* _Schriftliche Aufgabe 1_
Entnehmen Sie dem Textauszug über die IAA wörtlich den Abschnitt von "1. Flexible Anpassung: Hersteller" bis "Flexibilität sind entscheidend.".

* _Textauszug_
━━━━━━━━━━━━━━━━━━━━

Die wichtigsten Take-aways von der IAA:

  1. Flexible Anpassung: Hersteller wie BYD und Tesla haben gezeigt, wie schnell sie sich an veränderte Marktbedingungen anpassen können. Ob es sich um die Einführung neuer Batterietechnologien oder die Reaktion auf den Halbleitermangel handelt – Schnelligkeit und Flexibilität sind entscheidend.
  2. Innovation durch Partnerschaft: Nios Zusammenarbeit mit dem deutschen Energieversorger EnBW unterstreicht, wie wichtig grenzüberschreitende Kooperationen für den Erfolg in der Elektromobilität sind. Durch strategische Partnerschaften können Unternehmen Synergien nutzen und gemeinsame Lösungsansätze für branchenweite Herausforderungen finden.
  3. Proaktiver Umgang mit Herausforderungen: Die Halbleiterkrise hat die Bedeutung einer widerstandsfähigen Lieferkette deutlich gemacht. Während einige Unternehmen von Engpässen überrascht wurden, haben Tesla und andere außereuropäische Hersteller frühzeitig proaktive Schritte unternommen, um ihre Lieferketten zu stärken und Ausfälle zu minimieren.
  4. Neue Geschäftsmodelle ausprobieren: Asiatische und amerikanische Hersteller sind oft bereit, neue Geschäftsmodelle zu testen – sei es Nios Batterietausch-Modell oder Teslas Ansatz zum Teilen von Fahrzeugen. Diese Experimentierfreude kann zu disruptiven Innovationen führen und etablierte Geschäftspraktiken in Frage stellen.

━━━━━━━━━━━━━━━━━━━━

* _Einträge_
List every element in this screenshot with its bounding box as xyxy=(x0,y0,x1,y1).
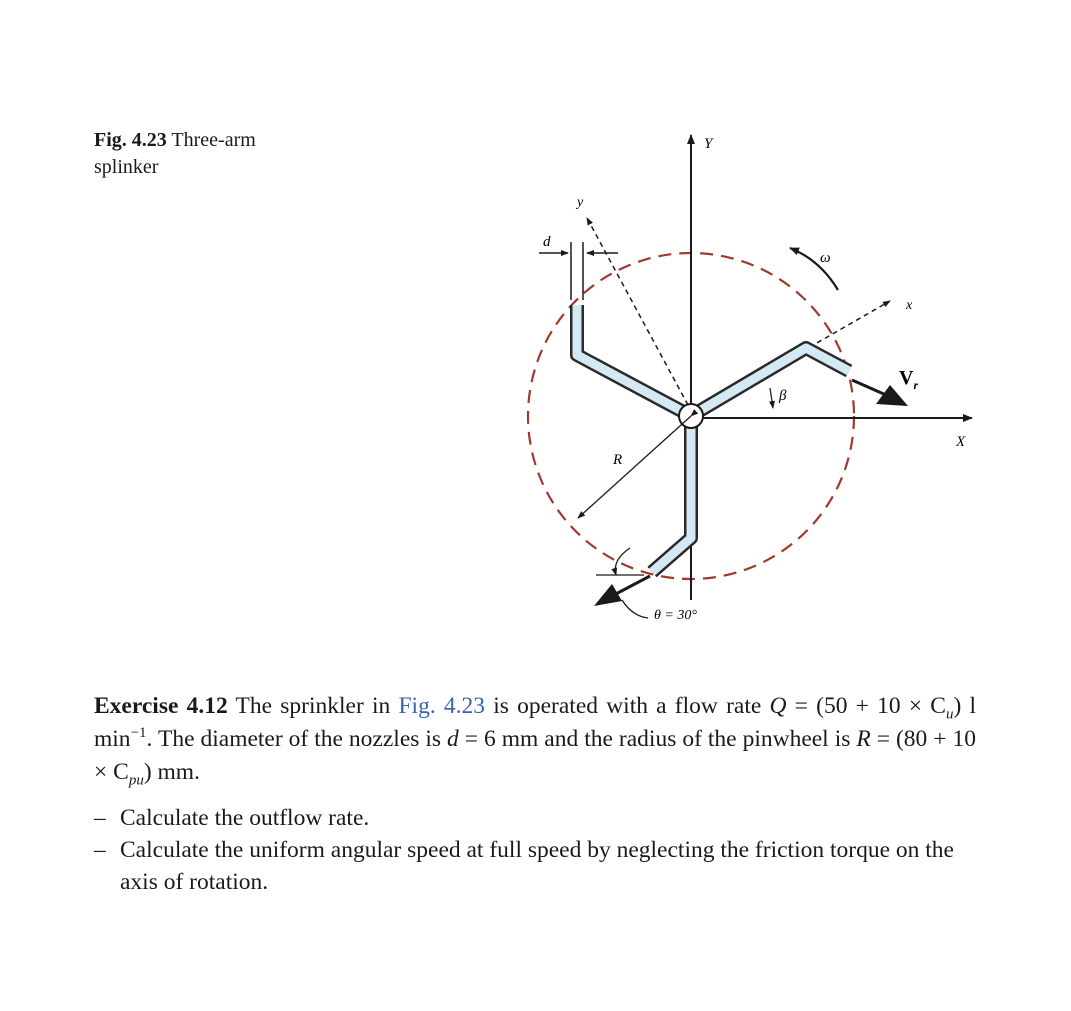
local-y-label: y xyxy=(577,195,584,210)
radius-dimension-line xyxy=(578,416,691,518)
exercise-text-2: is operated with a flow rate xyxy=(485,693,770,719)
beta-angle-arrow xyxy=(770,388,773,408)
theta-leader xyxy=(622,600,648,618)
diameter-symbol: d xyxy=(447,726,459,752)
lower-jet-arrow xyxy=(612,576,650,596)
task-list xyxy=(94,802,976,898)
relative-velocity-subscript: r xyxy=(913,378,919,392)
exercise-text-8: ) mm. xyxy=(143,759,200,785)
exercise-text-4: ) l min xyxy=(94,693,977,752)
lower-jet-arrowhead xyxy=(594,584,622,606)
task-item-angular-speed xyxy=(94,834,976,898)
flow-rate-symbol: Q xyxy=(769,693,787,719)
subscript-pu: pu xyxy=(128,772,144,789)
angular-velocity-arrow xyxy=(790,248,838,290)
exercise-label: Exercise 4.12 xyxy=(94,693,228,719)
relative-velocity-symbol: V xyxy=(899,367,914,389)
exercise-text-7: = (80 + 10 × C xyxy=(94,726,976,785)
sprinkler-arm-lower xyxy=(652,416,691,572)
theta-arc xyxy=(615,548,630,575)
figure-caption-text-line2: splinker xyxy=(94,156,159,178)
exercise-text-5: . The diameter of the nozzles is xyxy=(146,726,448,752)
subscript-u: u xyxy=(945,706,954,723)
radius-symbol: R xyxy=(856,726,871,752)
figure-caption-label: Fig. 4.23 xyxy=(94,129,167,151)
exercise-statement xyxy=(94,690,976,789)
theta-label: θ = 30° xyxy=(654,608,697,623)
omega-label: ω xyxy=(820,250,831,266)
nozzle-diameter-dimension xyxy=(539,242,618,300)
nozzle-diameter-label: d xyxy=(543,234,551,250)
local-x-label: x xyxy=(906,298,913,313)
sprinkler-arm-right xyxy=(691,348,849,416)
local-y-axis xyxy=(587,218,688,405)
exercise-text-6: = 6 mm and the radius of the pinwheel is xyxy=(458,726,857,752)
y-axis-label: Y xyxy=(704,136,713,152)
task-bullet: – xyxy=(94,837,106,863)
beta-label: β xyxy=(779,388,787,404)
task-item-outflow xyxy=(94,802,976,834)
relative-velocity-label xyxy=(899,367,918,392)
superscript-minus-one: −1 xyxy=(130,725,147,742)
sprinkler-arm-upper-left xyxy=(577,305,691,416)
exercise-text-1: The sprinkler in xyxy=(227,693,399,719)
radius-label: R xyxy=(613,452,623,468)
exercise-text-3: = (50 + 10 × C xyxy=(786,693,946,719)
figure-caption-text-line1: Three-arm xyxy=(171,129,256,151)
figure-reference-link[interactable]: Fig. 4.23 xyxy=(398,693,486,719)
x-axis-label: X xyxy=(956,434,966,450)
task-text: Calculate the uniform angular speed at full speed by neglecting the friction torque on the axis of rotation. xyxy=(120,837,954,895)
task-bullet: – xyxy=(94,805,106,831)
task-text: Calculate the outflow rate. xyxy=(120,805,370,831)
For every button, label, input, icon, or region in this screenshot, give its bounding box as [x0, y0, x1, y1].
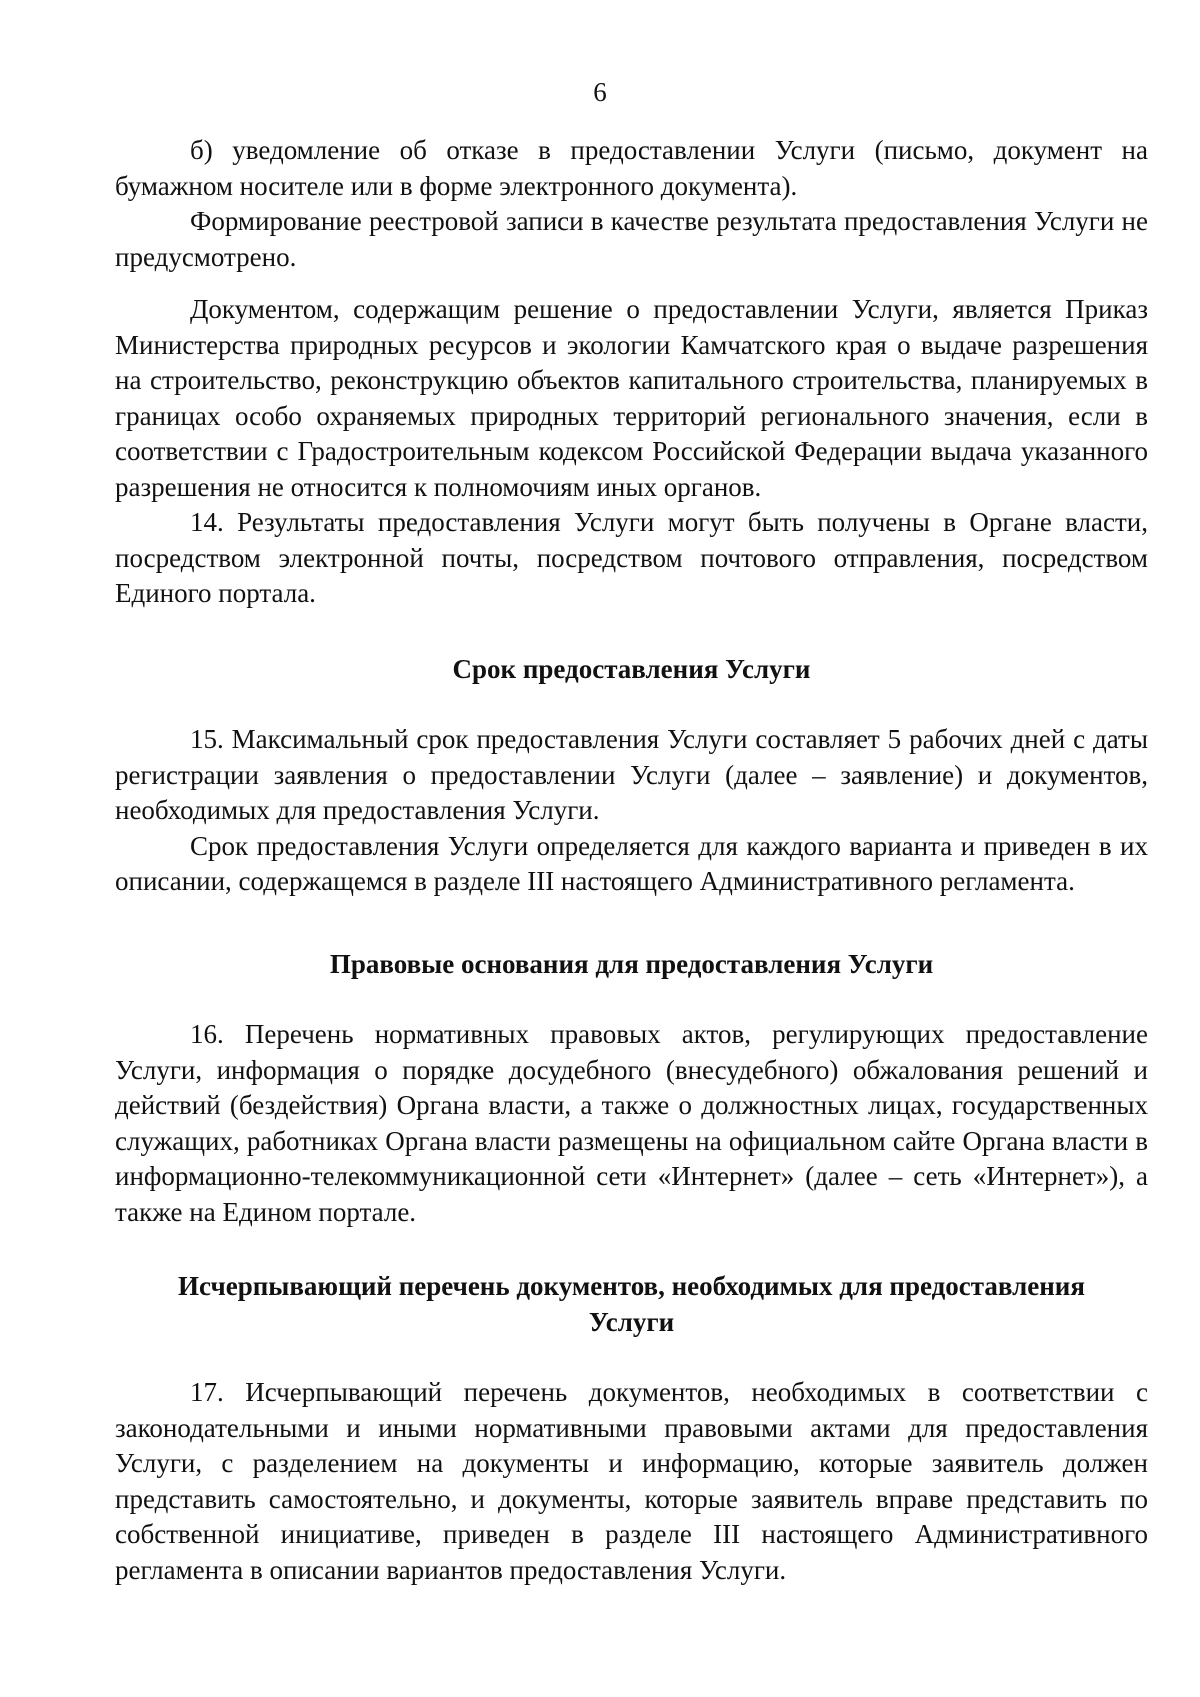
- paragraph-item-14: 14. Результаты предоставления Услуги могут быть получены в Органе власти, посредством электронной почты, посредством почтового отправления, посредством Единого портала.: [115, 507, 1148, 608]
- section-heading-term: Срок предоставления Услуги: [452, 653, 811, 684]
- document-body: [115, 133, 1148, 1588]
- paragraph-result-refusal: б) уведомление об отказе в предоставлении Услуги (письмо, документ на бумажном носителе или в форме электронного документа).: [115, 135, 1148, 201]
- paragraph-term-variants: Срок предоставления Услуги определяется для каждого варианта и приведен в их описании, содержащемся в разделе III настоящего Административного регламента.: [115, 830, 1148, 896]
- paragraph-item-16: 16. Перечень нормативных правовых актов, регулирующих предоставление Услуги, информация о порядке досудебного (внесудебного) обжалования решений и действий (бездействия) Органа власти, а также о должностных лицах, государственных служащих, работниках Органа власти размещены на официальном сайте Органа власти в информационно-телекоммуникационной сети «Интернет» (далее – сеть «Интернет»), а также на Едином портале.: [115, 1019, 1148, 1227]
- section-heading-legal-basis: Правовые основания для предоставления Услуги: [329, 948, 934, 979]
- paragraph-decision-document: Документом, содержащим решение о предоставлении Услуги, является Приказ Министерства природных ресурсов и экологии Камчатского края о выдаче разрешения на строительство, реконструкцию объектов капитального строительства, планируемых в границах особо охраняемых природных территорий регионального значения, если в соответствии с Градостроительным кодексом Российской Федерации выдача указанного разрешения не относится к полномочиям иных органов.: [115, 294, 1148, 502]
- paragraph-item-17: 17. Исчерпывающий перечень документов, необходимых в соответствии с законодательными и иными нормативными правовыми актами для предоставления Услуги, с разделением на документы и информацию, которые заявитель должен представить самостоятельно, и документы, которые заявитель вправе представить по собственной инициативе, приведен в разделе III настоящего Административного регламента в описании вариантов предоставления Услуги.: [115, 1377, 1148, 1585]
- paragraph-item-15: 15. Максимальный срок предоставления Услуги составляет 5 рабочих дней с даты регистрации заявления о предоставлении Услуги (далее – заявление) и документов, необходимых для предоставления Услуги.: [115, 724, 1148, 825]
- section-heading-documents-list: Исчерпывающий перечень документов, необходимых для предоставления Услуги: [178, 1271, 1085, 1337]
- page-number: 6: [593, 77, 607, 107]
- paragraph-registry-record: Формирование реестровой записи в качестве результата предоставления Услуги не предусмотрено.: [115, 206, 1148, 272]
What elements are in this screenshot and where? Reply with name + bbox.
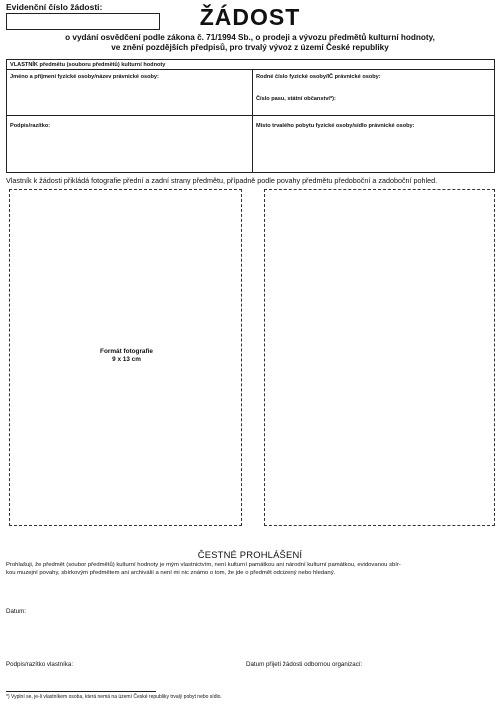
birth-number-label: Rodné číslo fyzické osoby/IČ právnické osoby:: [256, 74, 381, 80]
document-subtitle: [60, 33, 440, 53]
declaration-text: [6, 561, 494, 578]
owner-table: [6, 59, 495, 173]
residence-label: Místo trvalého pobytu fyzické osoby/sídlo právnické osoby:: [256, 123, 415, 129]
signature-field[interactable]: [9, 130, 250, 170]
owner-name-label: Jméno a příjmení fyzické osoby/název právnické osoby:: [10, 74, 159, 80]
date-label: Datum:: [6, 608, 26, 615]
footnote-separator: [6, 691, 156, 692]
passport-field[interactable]: [255, 103, 491, 114]
owner-signature-label: Podpis/razítko vlastníka:: [6, 661, 74, 668]
attachment-note: Vlastník k žádosti přikládá fotografie přední a zadní strany předmětu, případně podle povahy předmětu předoboční a zadoboční pohled.: [6, 176, 438, 185]
footnote: *) Vyplní se, je-li vlastníkem osoba, která nemá na území České republiky trvalý pobyt nebo sídlo.: [6, 694, 222, 700]
residence-field[interactable]: [255, 130, 491, 170]
table-divider-vertical: [252, 70, 253, 172]
declaration-title: ČESTNÉ PROHLÁŠENÍ: [197, 549, 303, 560]
birth-number-field[interactable]: [255, 81, 491, 93]
table-divider-horizontal: [7, 115, 494, 116]
evidence-number-label: Evidenční číslo žádosti:: [6, 2, 103, 12]
declaration-line-2: kou muzejní povahy, sbírkovým předmětem ani archiválií a není mi nic známo o tom, že jde o předmět odcizený nebo hledaný.: [6, 570, 336, 577]
receipt-date-label: Datum přijetí žádosti odbornou organizací:: [246, 661, 363, 668]
subtitle-line-2: ve znění pozdějších předpisů, pro trvalý vývoz z území České republiky: [111, 43, 389, 52]
photo-back-placeholder[interactable]: [264, 189, 495, 526]
passport-label: Číslo pasu, státní občanství*):: [256, 96, 336, 102]
date-field[interactable]: [40, 604, 220, 616]
owner-signature-field[interactable]: [92, 657, 232, 669]
photo-caption-line-2: 9 x 13 cm: [112, 356, 141, 363]
declaration-line-1: Prohlašuji, že předmět (soubor předmětů) kulturní hodnoty je mým vlastnictvím, není kulturní památkou ani národní kulturní památkou, evidovanou sbír-: [6, 562, 401, 568]
owner-section-title: VLASTNÍK předmětu (souboru předmětů) kulturní hodnoty: [7, 60, 494, 70]
subtitle-line-1: o vydání osvědčení podle zákona č. 71/1994 Sb., o prodeji a vývozu předmětů kulturní hodnoty,: [65, 33, 435, 42]
photo-front-placeholder[interactable]: [9, 189, 242, 526]
owner-name-field[interactable]: [9, 81, 250, 113]
document-title: ŽÁDOST: [199, 4, 301, 30]
receipt-date-field[interactable]: [390, 657, 494, 669]
photo-caption-line-1: Formát fotografie: [100, 348, 153, 355]
photo-format-caption: [10, 348, 243, 364]
signature-label: Podpis/razítko:: [10, 123, 51, 129]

━━━━━━━━━━━━━━━━━━━━

* _Schriftliche Aufgabe 2_
Übertragen Sie aus den Einträgen unverändert die Zeilen von der Zeile mit "local-y-label: y xyxy=(577,195,584,210)" bis zur Zeile mit "theta-arc xyxy=(615,548,630,575)", beide Zeilen eingeschlossen.

* _Aufgabenergebnis 1_
1. Flexible Anpassung: Hersteller wie BYD und Tesla haben gezeigt, wie schnell sie sich an veränderte Marktbedingungen anpassen können. Ob es sich um die Einführung neuer Batterietechnologien oder die Reaktion auf den Halbleitermangel handelt – Schnelligkeit und Flexibilität sind entscheidend.

* _Aufgabenergebnis 2_
local-y-label: y xyxy=(577,195,584,210)
radius-dimension-line xyxy=(578,416,691,518)
exercise-text-2: is operated with a flow rate xyxy=(485,693,770,719)
beta-angle-arrow xyxy=(770,388,773,408)
theta-leader xyxy=(622,600,648,618)
diameter-symbol: d xyxy=(447,726,459,752)
lower-jet-arrow xyxy=(612,576,650,596)
task-list xyxy=(94,802,976,898)
relative-velocity-subscript: r xyxy=(913,378,919,392)
exercise-text-8: ) mm. xyxy=(143,759,200,785)
exercise-text-4: ) l min xyxy=(94,693,977,752)
lower-jet-arrowhead xyxy=(594,584,622,606)
task-item-angular-speed xyxy=(94,834,976,898)
flow-rate-symbol: Q xyxy=(769,693,787,719)
subscript-pu: pu xyxy=(128,772,144,789)
angular-velocity-arrow xyxy=(790,248,838,290)
exercise-label: Exercise 4.12 xyxy=(94,693,228,719)
relative-velocity-symbol: V xyxy=(899,367,914,389)
exercise-text-7: = (80 + 10 × C xyxy=(94,726,976,785)
sprinkler-arm-lower xyxy=(652,416,691,572)
theta-arc xyxy=(615,548,630,575)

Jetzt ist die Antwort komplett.